## [Records for this task]
★ ★ ★ ★ ★

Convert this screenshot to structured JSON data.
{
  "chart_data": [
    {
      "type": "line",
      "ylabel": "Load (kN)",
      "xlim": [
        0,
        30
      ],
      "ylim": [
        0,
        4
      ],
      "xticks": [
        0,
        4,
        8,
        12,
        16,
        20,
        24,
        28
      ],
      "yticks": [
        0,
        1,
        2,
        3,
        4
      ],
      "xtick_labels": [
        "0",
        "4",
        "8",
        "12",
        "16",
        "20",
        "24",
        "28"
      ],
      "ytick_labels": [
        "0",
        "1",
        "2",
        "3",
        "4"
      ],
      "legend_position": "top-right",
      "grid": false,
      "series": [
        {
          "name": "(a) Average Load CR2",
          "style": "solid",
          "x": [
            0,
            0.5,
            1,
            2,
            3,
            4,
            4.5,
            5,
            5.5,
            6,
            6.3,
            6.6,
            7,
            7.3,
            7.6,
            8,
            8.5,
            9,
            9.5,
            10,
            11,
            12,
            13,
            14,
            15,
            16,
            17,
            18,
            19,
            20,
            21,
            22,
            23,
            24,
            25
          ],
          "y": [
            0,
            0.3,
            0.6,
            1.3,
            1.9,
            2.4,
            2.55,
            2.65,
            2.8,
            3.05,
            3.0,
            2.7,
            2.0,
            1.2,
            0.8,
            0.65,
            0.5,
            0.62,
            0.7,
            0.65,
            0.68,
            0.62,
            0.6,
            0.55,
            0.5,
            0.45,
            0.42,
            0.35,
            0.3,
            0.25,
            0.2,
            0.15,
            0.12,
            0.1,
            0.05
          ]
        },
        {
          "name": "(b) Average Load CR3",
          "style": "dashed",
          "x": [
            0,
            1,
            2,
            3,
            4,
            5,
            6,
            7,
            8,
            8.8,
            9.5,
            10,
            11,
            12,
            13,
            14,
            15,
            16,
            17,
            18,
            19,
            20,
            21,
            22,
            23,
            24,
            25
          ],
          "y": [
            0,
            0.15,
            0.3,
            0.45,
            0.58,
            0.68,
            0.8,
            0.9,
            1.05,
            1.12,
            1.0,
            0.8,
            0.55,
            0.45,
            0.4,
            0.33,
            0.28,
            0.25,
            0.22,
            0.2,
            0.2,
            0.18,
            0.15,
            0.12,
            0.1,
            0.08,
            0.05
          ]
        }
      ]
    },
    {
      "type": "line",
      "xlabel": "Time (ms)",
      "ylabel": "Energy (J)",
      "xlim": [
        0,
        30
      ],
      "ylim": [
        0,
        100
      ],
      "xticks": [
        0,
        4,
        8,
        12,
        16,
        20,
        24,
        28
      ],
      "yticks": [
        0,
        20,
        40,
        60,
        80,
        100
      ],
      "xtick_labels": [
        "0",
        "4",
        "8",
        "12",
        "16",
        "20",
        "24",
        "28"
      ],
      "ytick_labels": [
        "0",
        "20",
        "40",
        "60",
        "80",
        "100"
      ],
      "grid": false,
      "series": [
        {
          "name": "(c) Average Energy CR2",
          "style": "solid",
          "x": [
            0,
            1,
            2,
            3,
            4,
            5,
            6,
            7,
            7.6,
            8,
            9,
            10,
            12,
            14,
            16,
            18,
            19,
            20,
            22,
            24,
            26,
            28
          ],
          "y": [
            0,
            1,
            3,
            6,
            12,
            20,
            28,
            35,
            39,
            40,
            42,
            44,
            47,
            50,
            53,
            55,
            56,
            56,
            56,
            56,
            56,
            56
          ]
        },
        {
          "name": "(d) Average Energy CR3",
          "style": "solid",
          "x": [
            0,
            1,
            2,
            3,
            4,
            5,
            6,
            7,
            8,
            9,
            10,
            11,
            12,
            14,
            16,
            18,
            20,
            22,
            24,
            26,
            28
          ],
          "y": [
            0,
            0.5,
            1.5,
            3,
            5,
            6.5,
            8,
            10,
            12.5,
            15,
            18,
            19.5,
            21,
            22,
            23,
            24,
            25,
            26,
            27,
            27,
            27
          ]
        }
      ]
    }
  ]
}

★ ★ ★ ★ ★

## [Job]
Tell how many lines above contain the word "Load". Give the number alone.

## [Solution below]
3